▸ SUPPLIED PASSAGE
━━━━━━━━━━━━━━━━━━━━━━━━━━━━━━

Because the referral tags are not always carried over through private messaging, it becomes impossible to tell if a person sharing through dark traffic had originally obtained the content through another referral method or directly copy-pasting the link. This makes it difficult for marketers to understand how effective their social media marketing strategy is and make changes accordingly.

To combat this lack of transparency, websites can include more attractive ways to share links than simply copy-pasting into another application; for example, sites can implement highly visible share buttons, a copy-paste button, or buttons to share a link with a referral tag directly to a dark social channel like WhatsApp, Facebook Messenger, or email. Rules can also be made within traditional analytics tools to filter out dark social traffic that can include direct links, but exclude those that weren't referred from the homepage. Analytics tools are also beginning to incorporate the ability to distinguish between dark social copy-paste based traffic and other types of traffic.

== Relationship to the invisible web and dark web ==
The invisible web is also known as the deep web. Where dark social is referring to web traffic that cannot be analyzed, invisible web is referring to websites and data that are not indexed in search engines. In essence, both kinds of information are invisible to the general population on the Internet. Dark social data cannot be found by web analytics software to see where traffic originates from and invisible web data will not show when using search engines like Google Search or Microsoft Bing. Both of these hidden results are unintentional. The dark web is associated with Dark social and invisible web, but mainly because of its hidden nature. Dark web data is data that is intentionally hidden on the Internet because those involved wish to remain anonymous.

━━━━━━━━━━━━━━━━━━━━━━━━━━━━━━

▸ RECORDED DATA
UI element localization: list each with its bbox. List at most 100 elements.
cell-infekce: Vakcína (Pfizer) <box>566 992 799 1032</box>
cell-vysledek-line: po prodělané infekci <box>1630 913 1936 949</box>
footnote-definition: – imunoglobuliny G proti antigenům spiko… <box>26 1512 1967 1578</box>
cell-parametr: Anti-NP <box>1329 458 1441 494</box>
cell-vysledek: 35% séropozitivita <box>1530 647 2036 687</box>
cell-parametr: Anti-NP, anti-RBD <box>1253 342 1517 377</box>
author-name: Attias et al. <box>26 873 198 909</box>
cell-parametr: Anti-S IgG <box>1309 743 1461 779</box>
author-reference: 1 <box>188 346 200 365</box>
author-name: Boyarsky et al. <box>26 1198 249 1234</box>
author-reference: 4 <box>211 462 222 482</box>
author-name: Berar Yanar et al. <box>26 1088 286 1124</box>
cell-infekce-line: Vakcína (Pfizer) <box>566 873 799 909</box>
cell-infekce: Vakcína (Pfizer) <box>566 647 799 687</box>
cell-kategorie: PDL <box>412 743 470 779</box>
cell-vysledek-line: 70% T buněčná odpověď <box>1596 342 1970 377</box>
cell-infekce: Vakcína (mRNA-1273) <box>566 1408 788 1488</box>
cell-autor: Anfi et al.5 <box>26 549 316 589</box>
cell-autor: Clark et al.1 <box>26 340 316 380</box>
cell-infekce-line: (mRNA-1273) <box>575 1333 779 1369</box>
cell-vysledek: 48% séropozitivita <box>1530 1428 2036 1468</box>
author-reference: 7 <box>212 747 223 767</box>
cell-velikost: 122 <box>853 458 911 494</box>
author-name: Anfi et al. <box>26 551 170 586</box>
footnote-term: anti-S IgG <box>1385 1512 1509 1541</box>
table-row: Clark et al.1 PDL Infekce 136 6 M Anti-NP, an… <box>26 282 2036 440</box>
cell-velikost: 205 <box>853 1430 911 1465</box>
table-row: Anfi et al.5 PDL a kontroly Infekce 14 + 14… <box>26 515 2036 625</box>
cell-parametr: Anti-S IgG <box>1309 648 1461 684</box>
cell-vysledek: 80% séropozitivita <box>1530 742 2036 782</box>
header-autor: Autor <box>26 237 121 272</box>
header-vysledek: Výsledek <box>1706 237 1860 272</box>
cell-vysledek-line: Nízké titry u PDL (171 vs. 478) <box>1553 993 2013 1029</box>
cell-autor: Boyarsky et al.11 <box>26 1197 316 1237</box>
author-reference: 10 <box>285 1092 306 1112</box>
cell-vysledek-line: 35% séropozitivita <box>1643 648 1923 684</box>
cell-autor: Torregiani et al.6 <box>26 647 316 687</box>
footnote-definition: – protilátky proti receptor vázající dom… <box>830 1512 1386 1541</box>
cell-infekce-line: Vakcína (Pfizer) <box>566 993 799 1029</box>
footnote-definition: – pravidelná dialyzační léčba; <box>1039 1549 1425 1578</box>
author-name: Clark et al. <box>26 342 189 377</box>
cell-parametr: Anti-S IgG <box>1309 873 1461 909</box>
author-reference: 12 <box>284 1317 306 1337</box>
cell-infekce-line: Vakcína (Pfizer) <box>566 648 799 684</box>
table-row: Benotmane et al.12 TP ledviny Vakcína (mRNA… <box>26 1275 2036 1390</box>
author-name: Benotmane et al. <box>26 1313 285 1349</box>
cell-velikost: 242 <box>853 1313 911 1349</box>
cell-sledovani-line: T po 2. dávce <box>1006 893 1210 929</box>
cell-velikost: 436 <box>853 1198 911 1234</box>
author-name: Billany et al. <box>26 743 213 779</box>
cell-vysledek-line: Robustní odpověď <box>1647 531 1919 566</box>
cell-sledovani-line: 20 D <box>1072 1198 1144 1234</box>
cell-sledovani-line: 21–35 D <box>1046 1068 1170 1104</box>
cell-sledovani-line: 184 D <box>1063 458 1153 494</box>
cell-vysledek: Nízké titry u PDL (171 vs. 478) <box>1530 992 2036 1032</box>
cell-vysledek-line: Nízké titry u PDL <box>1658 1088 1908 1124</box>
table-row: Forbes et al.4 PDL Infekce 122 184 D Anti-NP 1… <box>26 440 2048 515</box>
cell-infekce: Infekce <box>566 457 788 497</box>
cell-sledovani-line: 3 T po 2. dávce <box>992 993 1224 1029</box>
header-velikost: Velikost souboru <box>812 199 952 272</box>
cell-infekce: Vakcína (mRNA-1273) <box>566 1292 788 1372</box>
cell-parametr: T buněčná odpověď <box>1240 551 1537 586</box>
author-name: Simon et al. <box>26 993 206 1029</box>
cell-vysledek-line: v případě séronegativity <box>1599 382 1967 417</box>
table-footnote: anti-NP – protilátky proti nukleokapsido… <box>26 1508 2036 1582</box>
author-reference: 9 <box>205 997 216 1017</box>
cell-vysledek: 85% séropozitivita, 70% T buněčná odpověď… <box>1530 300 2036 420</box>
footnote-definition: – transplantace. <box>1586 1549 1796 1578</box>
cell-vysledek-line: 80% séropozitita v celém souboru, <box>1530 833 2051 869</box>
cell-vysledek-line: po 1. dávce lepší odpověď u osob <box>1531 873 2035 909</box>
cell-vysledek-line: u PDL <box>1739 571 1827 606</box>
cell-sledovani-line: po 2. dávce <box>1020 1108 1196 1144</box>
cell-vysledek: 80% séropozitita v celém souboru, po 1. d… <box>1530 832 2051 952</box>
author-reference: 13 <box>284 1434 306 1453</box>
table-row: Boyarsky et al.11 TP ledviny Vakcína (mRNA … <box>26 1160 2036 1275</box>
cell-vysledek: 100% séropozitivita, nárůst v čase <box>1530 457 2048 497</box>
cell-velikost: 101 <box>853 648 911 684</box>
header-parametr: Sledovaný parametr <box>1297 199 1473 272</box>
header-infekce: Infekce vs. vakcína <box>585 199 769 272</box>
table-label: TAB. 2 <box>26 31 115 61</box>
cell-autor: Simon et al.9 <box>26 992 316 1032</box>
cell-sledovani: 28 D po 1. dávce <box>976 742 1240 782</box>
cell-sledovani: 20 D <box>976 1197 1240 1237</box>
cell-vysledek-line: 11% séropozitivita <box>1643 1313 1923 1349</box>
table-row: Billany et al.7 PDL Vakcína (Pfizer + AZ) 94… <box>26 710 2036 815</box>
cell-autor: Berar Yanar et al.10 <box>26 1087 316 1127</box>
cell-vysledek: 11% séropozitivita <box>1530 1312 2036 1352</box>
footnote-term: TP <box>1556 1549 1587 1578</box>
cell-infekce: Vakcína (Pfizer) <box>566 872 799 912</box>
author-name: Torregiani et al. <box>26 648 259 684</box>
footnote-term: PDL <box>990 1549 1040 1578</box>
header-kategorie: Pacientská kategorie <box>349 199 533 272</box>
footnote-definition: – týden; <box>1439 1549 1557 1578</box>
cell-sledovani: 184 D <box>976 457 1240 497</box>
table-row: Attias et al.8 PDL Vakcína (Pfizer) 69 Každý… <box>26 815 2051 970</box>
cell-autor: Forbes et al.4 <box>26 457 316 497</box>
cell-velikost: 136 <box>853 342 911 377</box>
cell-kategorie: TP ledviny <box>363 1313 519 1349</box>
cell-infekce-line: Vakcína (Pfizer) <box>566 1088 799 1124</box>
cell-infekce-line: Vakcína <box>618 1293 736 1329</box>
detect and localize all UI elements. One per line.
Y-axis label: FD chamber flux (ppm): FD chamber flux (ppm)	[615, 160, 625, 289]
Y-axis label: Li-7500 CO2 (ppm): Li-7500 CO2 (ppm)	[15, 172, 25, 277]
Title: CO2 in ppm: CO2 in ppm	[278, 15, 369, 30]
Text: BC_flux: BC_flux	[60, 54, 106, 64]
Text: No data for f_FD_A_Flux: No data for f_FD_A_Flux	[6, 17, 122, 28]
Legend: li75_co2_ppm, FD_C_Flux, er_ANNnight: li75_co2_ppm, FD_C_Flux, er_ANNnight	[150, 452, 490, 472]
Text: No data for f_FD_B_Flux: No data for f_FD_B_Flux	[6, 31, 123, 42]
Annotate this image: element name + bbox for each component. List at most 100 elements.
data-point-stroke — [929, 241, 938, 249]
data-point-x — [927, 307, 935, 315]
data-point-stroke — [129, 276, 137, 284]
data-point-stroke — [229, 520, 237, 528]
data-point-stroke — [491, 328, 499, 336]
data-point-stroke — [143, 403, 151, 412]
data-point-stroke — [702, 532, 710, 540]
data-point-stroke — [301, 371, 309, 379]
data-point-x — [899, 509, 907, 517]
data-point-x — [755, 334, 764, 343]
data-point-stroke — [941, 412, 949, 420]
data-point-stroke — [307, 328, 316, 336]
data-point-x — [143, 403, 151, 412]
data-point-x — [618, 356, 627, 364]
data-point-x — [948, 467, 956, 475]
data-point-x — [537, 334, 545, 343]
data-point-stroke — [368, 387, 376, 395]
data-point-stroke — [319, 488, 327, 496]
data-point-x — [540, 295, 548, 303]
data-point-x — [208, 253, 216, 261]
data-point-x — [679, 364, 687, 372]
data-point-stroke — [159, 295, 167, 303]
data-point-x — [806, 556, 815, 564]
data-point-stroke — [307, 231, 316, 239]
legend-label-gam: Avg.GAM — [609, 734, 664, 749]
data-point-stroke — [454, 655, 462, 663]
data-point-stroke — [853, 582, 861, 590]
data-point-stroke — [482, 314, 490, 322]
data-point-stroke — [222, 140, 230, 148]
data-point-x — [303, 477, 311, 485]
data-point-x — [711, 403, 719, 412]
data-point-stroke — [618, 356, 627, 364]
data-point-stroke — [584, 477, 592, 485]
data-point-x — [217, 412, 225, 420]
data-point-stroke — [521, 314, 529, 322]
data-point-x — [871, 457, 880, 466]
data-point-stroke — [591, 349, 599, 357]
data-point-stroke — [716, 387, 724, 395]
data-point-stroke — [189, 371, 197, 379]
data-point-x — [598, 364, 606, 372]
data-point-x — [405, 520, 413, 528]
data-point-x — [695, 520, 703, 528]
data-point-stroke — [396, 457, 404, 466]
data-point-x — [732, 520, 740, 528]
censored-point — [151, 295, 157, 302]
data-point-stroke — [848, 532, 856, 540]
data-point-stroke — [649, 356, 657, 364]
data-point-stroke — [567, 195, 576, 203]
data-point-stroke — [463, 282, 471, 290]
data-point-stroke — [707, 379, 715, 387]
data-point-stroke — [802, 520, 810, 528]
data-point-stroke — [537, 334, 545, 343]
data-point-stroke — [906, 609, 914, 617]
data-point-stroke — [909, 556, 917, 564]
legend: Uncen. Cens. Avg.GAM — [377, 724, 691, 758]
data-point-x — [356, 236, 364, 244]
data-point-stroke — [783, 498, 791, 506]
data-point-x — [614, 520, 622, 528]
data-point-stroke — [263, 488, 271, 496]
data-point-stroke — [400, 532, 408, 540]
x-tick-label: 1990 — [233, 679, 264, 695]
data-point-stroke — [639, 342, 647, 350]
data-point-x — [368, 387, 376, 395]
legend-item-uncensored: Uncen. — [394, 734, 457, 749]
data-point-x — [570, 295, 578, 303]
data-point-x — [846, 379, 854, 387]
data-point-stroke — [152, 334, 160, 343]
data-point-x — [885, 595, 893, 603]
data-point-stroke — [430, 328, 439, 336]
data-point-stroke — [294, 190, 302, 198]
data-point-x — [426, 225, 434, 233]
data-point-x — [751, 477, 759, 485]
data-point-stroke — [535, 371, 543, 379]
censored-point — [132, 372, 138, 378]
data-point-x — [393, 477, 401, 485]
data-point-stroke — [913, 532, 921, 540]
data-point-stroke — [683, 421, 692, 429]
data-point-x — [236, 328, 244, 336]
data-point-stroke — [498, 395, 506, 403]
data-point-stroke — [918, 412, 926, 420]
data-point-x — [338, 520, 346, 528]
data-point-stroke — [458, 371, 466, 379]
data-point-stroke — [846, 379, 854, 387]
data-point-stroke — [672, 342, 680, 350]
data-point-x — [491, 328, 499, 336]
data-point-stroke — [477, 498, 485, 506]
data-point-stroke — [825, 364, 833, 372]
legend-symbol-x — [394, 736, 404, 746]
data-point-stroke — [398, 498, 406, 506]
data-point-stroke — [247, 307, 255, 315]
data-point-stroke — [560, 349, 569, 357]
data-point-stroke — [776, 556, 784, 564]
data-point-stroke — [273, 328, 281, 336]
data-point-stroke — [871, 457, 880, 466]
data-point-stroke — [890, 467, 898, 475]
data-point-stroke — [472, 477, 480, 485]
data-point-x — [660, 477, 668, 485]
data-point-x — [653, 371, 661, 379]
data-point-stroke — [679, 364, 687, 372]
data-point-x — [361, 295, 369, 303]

━━━━━━━━━━━━━━━━━━━━━━━━━━━━━━

Say whether each statement agrees with the text above on dark social traffic, answering yes or no and quoting the words of the text that decide it. 1. The invisible web is another name for the deep web. 2. Dark web data is hidden by accident. 3. Websites can offer a copy-paste button for sharing links.

1. Yes: "The invisible web is also known as the deep web."
2. No: "Dark web data is data that is intentionally hidden on the Internet because those involved wish to remain anonymous."
3. Yes: "sites can implement highly visible share buttons, a copy-paste button"